§ Reading passage:
•••
Tensorflow meets an error when rotating images - tensorflow

I want to implement data argumentation by rotating images in Tensorflow. After searching the relative material in the stack overflow, one better answer is found according to zimmermc.
def rotate_image_tensor(image, angle, mode='black'):
Rotates a 3D tensor (HWD), which represents an image by given radian angle.
New image has the same size as the input image.
mode controls what happens to border pixels.
mode = 'black' results in black bars (value 0 in unknown areas)
mode = 'white' results in value 255 in unknown areas
mode = 'ones' results in value 1 in unknown areas
mode = 'repeat' keeps repeating the closest pixel known
s = image.get_shape().as_list()
assert len(s) == 3, "Input needs to be 3D."
assert (mode == 'repeat') or (mode == 'black') or (mode == 'white') or (mode == 'ones'), "Unknown boundary mode."
image_center = [np.floor(x/2) for x in s]
# Coordinates of new image
coord1 = tf.range(s[0])
coord2 = tf.range(s[1])
# Create vectors of those coordinates in order to vectorize the image
coord1_vec = tf.tile(coord1, [s[1]])
•••
§ Written problem A:
In the Tensorflow rotation question, rename "radian angle" to "angle in radians" and write out the passage that starts at the words "Tensorflow meets an" and stops after "the input image.".
•••
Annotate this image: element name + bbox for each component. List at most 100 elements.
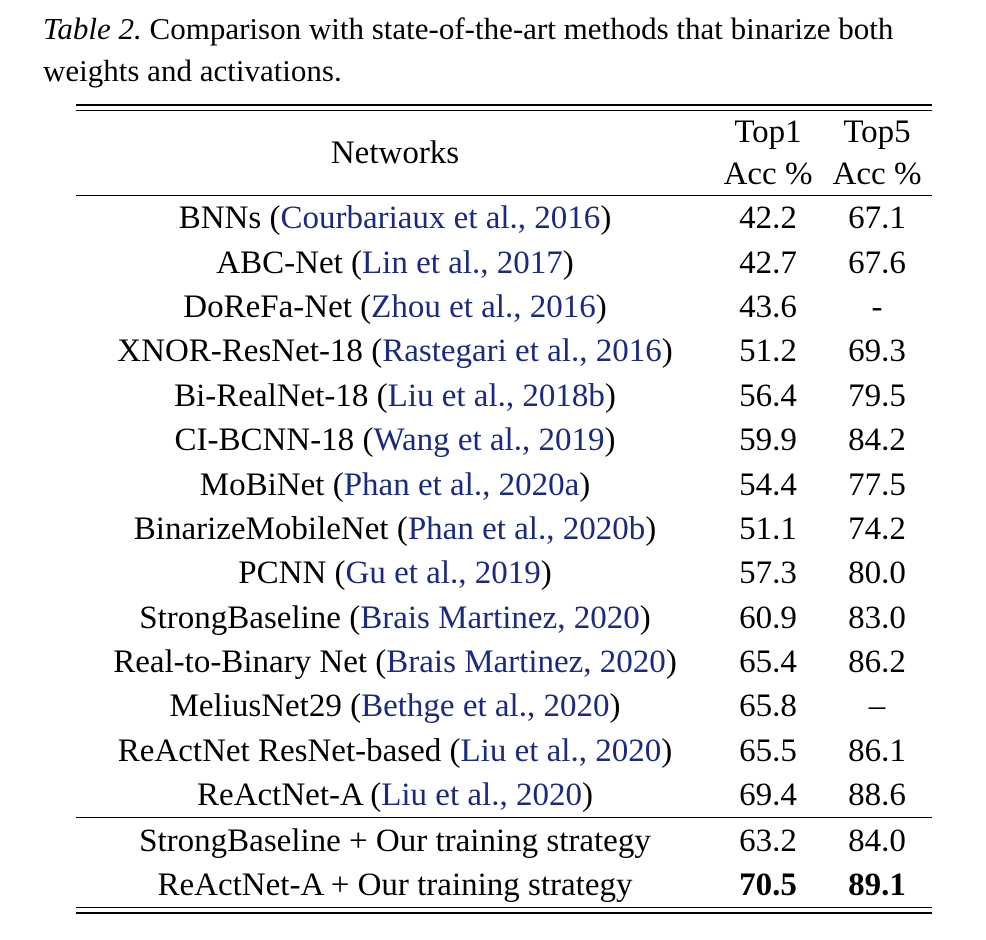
paren-close: ) — [600, 200, 612, 237]
table-row: ReActNet ResNet-based (Liu et al., 2020)… — [76, 729, 932, 773]
table-ours: StrongBaseline + Our training strategy 63… — [76, 818, 932, 907]
header-networks: Networks — [330, 135, 460, 171]
network-cell: ReActNet-A (Liu et al., 2020) — [76, 773, 714, 817]
top5-value: 86.2 — [848, 644, 906, 681]
network-cell: StrongBaseline (Brais Martinez, 2020) — [76, 596, 714, 640]
citation-link: Liu et al., 2020 — [460, 732, 662, 769]
paren-open: ( — [342, 244, 363, 281]
header-top5-line1: Top5 — [843, 114, 911, 150]
paren-open: ( — [340, 599, 361, 636]
paren-close: ) — [581, 777, 593, 814]
citation-link: Lin et al., 2017 — [362, 244, 563, 281]
table-row: DoReFa-Net (Zhou et al., 2016) 43.6 - — [76, 285, 932, 329]
top1-value: 42.2 — [739, 200, 797, 237]
top1-value: 42.7 — [739, 244, 797, 281]
network-cell: XNOR-ResNet-18 (Rastegari et al., 2016) — [76, 329, 714, 373]
paren-close: ) — [579, 466, 591, 503]
top5-value: 86.1 — [848, 732, 906, 769]
top1-value: 65.8 — [739, 688, 797, 725]
table-row: CI-BCNN-18 (Wang et al., 2019) 59.9 84.2 — [76, 418, 932, 462]
table-body: BNNs (Courbariaux et al., 2016) 42.2 67.1 A… — [76, 196, 932, 817]
citation-link: Brais Martinez, 2020 — [360, 599, 640, 636]
header-top5: Top5 Acc % — [822, 111, 932, 195]
citation-link: Phan et al., 2020a — [343, 466, 580, 503]
network-cell: PCNN (Gu et al., 2019) — [76, 551, 714, 595]
paren-open: ( — [367, 644, 387, 681]
network-cell: Real-to-Binary Net (Brais Martinez, 2020… — [76, 640, 714, 684]
paren-open: ( — [388, 510, 408, 547]
top5-value: - — [871, 288, 883, 325]
table-row: StrongBaseline (Brais Martinez, 2020) 60.… — [76, 596, 932, 640]
citation-link: Zhou et al., 2016 — [371, 288, 596, 325]
top5-value: 84.2 — [848, 422, 906, 459]
network-name: ReActNet-A + Our training strategy — [157, 867, 633, 904]
citation-link: Phan et al., 2020b — [407, 510, 646, 547]
table-row: MeliusNet29 (Bethge et al., 2020) 65.8 – — [76, 684, 932, 728]
network-name: MoBiNet — [199, 466, 325, 503]
network-name: ReActNet ResNet-based — [117, 732, 442, 769]
network-name: DoReFa-Net — [183, 288, 352, 325]
citation-link: Gu et al., 2019 — [345, 555, 541, 592]
top5-value: 88.6 — [848, 777, 906, 814]
paren-open: ( — [368, 377, 388, 414]
top1-value: 57.3 — [739, 555, 797, 592]
ours-row: ReActNet-A + Our training strategy 70.5 89… — [76, 863, 932, 907]
top1-value: 56.4 — [739, 377, 797, 414]
network-cell: BinarizeMobileNet (Phan et al., 2020b) — [76, 507, 714, 551]
table-header: Networks Top1 Acc % Top5 Acc % — [76, 111, 932, 195]
paren-close: ) — [645, 510, 657, 547]
bottom-rule — [76, 912, 932, 915]
network-cell: DoReFa-Net (Zhou et al., 2016) — [76, 285, 714, 329]
network-name: MeliusNet29 — [169, 688, 342, 725]
paren-close: ) — [665, 644, 677, 681]
top1-value: 51.1 — [739, 510, 797, 547]
paren-open: ( — [261, 200, 281, 237]
paren-close: ) — [609, 688, 621, 725]
top-rule — [76, 104, 932, 106]
table-row: XNOR-ResNet-18 (Rastegari et al., 2016) 5… — [76, 329, 932, 373]
network-cell: ReActNet ResNet-based (Liu et al., 2020) — [76, 729, 714, 773]
table-row: Bi-RealNet-18 (Liu et al., 2018b) 56.4 79.… — [76, 374, 932, 418]
paren-close: ) — [604, 377, 616, 414]
paren-close: ) — [661, 732, 673, 769]
top1-value: 59.9 — [739, 422, 797, 459]
citation-link: Bethge et al., 2020 — [361, 688, 610, 725]
network-cell: MoBiNet (Phan et al., 2020a) — [76, 462, 714, 506]
table-caption: Table 2. Comparison with state-of-the-ar… — [43, 8, 983, 92]
header-rule — [76, 195, 932, 196]
top5-value: 79.5 — [848, 377, 906, 414]
header-top1: Top1 Acc % — [714, 111, 822, 195]
bottom-rule-inner — [76, 907, 932, 909]
table-row: BinarizeMobileNet (Phan et al., 2020b) 51… — [76, 507, 932, 551]
paren-close: ) — [540, 555, 552, 592]
table-row: ABC-Net (Lin et al., 2017) 42.7 67.6 — [76, 240, 932, 284]
paren-open: ( — [361, 777, 382, 814]
table-row: BNNs (Courbariaux et al., 2016) 42.2 67.1 — [76, 196, 932, 240]
network-name: Real-to-Binary Net — [113, 644, 368, 681]
top5-value: 67.6 — [848, 244, 906, 281]
paren-open: ( — [354, 422, 374, 459]
network-name: ReActNet-A — [197, 777, 362, 814]
network-name: BinarizeMobileNet — [133, 510, 389, 547]
top5-value: 67.1 — [848, 200, 906, 237]
citation-link: Liu et al., 2020 — [381, 777, 582, 814]
citation-link: Wang et al., 2019 — [373, 422, 605, 459]
citation-link: Brais Martinez, 2020 — [386, 644, 666, 681]
header-row: Networks Top1 Acc % Top5 Acc % — [76, 111, 932, 195]
body-rows: BNNs (Courbariaux et al., 2016) 42.2 67.1 A… — [76, 196, 932, 817]
header-top1-line1: Top1 — [734, 114, 802, 150]
table-row: PCNN (Gu et al., 2019) 57.3 80.0 — [76, 551, 932, 595]
paren-open: ( — [324, 466, 344, 503]
top1-value: 65.4 — [739, 644, 797, 681]
top5-value: 80.0 — [848, 555, 906, 592]
paren-close: ) — [595, 288, 607, 325]
top1-value: 54.4 — [739, 466, 797, 503]
table-row: ReActNet-A (Liu et al., 2020) 69.4 88.6 — [76, 773, 932, 817]
network-name: Bi-RealNet-18 — [174, 377, 369, 414]
table-row: MoBiNet (Phan et al., 2020a) 54.4 77.5 — [76, 462, 932, 506]
network-cell: MeliusNet29 (Bethge et al., 2020) — [76, 684, 714, 728]
top5-value: 77.5 — [848, 466, 906, 503]
citation-link: Courbariaux et al., 2016 — [280, 200, 601, 237]
top5-value: 84.0 — [848, 822, 906, 859]
citation-link: Liu et al., 2018b — [387, 377, 605, 414]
•••
§ Written problem B:
Retype the records exactly, beginning at the line that has "paren-close: ) — [600, 200, 612, 237]" and stopping after the line that has "network-cell: ReActNet-A (Liu".

§ Written answer A:
Tensorflow meets an error when rotating images - tensorflow

I want to implement data argumentation by rotating images in Tensorflow. After searching the relative material in the stack overflow, one better answer is found according to zimmermc.
def rotate_image_tensor(image, angle, mode='black'):
Rotates a 3D tensor (HWD), which represents an image by given angle in radians.
New image has the same size as the input image.

§ Written answer B:
paren-close: ) — [600, 200, 612, 237]
table-row: ReActNet ResNet-based (Liu et al., 2020)… — [76, 729, 932, 773]
table-ours: StrongBaseline + Our training strategy 63… — [76, 818, 932, 907]
header-networks: Networks — [330, 135, 460, 171]
network-cell: ReActNet-A (Liu et al., 2020) — [76, 773, 714, 817]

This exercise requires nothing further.